(Records from a collection of figures)
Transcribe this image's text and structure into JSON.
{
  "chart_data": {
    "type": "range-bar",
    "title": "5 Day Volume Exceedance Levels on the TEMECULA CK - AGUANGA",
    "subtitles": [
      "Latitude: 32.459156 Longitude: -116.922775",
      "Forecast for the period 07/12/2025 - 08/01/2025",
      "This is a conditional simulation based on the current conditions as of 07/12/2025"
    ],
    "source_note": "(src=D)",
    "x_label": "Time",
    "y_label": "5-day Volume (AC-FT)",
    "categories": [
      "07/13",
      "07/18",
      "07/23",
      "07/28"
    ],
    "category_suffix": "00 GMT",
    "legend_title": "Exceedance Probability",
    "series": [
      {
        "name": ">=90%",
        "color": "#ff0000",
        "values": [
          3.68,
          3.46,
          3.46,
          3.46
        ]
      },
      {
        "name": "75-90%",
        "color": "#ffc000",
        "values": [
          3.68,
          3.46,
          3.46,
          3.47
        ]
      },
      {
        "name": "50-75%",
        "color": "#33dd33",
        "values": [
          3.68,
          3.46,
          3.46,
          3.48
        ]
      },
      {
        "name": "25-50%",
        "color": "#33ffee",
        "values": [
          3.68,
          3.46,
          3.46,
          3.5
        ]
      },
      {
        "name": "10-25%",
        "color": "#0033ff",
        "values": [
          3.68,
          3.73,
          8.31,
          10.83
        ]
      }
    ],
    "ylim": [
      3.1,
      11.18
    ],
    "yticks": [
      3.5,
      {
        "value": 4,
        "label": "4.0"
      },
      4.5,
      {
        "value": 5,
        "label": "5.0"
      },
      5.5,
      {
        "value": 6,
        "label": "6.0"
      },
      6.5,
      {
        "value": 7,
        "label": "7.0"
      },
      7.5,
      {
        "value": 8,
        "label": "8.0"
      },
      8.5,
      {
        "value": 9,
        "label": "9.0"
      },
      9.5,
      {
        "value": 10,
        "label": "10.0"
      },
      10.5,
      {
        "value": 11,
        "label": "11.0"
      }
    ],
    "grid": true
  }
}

**TASK OBJECTIVE**
Set out the complete listing exactly as shown.

**EXERCISE RESPONSE**
Transcribe this image's text and structure into JSON.
{
  "chart_data": {
    "type": "range-bar",
    "title": "5 Day Volume Exceedance Levels on the TEMECULA CK - AGUANGA",
    "subtitles": [
      "Latitude: 32.459156 Longitude: -116.922775",
      "Forecast for the period 07/12/2025 - 08/01/2025",
      "This is a conditional simulation based on the current conditions as of 07/12/2025"
    ],
    "source_note": "(src=D)",
    "x_label": "Time",
    "y_label": "5-day Volume (AC-FT)",
    "categories": [
      "07/13",
      "07/18",
      "07/23",
      "07/28"
    ],
    "category_suffix": "00 GMT",
    "legend_title": "Exceedance Probability",
    "series": [
      {
        "name": ">=90%",
        "color": "#ff0000",
        "values": [
          3.68,
          3.46,
          3.46,
          3.46
        ]
      },
      {
        "name": "75-90%",
        "color": "#ffc000",
        "values": [
          3.68,
          3.46,
          3.46,
          3.47
        ]
      },
      {
        "name": "50-75%",
        "color": "#33dd33",
        "values": [
          3.68,
          3.46,
          3.46,
          3.48
        ]
      },
      {
        "name": "25-50%",
        "color": "#33ffee",
        "values": [
          3.68,
          3.46,
          3.46,
          3.5
        ]
      },
      {
        "name": "10-25%",
        "color": "#0033ff",
        "values": [
          3.68,
          3.73,
          8.31,
          10.83
        ]
      }
    ],
    "ylim": [
      3.1,
      11.18
    ],
    "yticks": [
      3.5,
      {
        "value": 4,
        "label": "4.0"
      },
      4.5,
      {
        "value": 5,
        "label": "5.0"
      },
      5.5,
      {
        "value": 6,
        "label": "6.0"
      },
      6.5,
      {
        "value": 7,
        "label": "7.0"
      },
      7.5,
      {
        "value": 8,
        "label": "8.0"
      },
      8.5,
      {
        "value": 9,
        "label": "9.0"
      },
      9.5,
      {
        "value": 10,
        "label": "10.0"
      },
      10.5,
      {
        "value": 11,
        "label": "11.0"
      }
    ],
    "grid": true
  }
}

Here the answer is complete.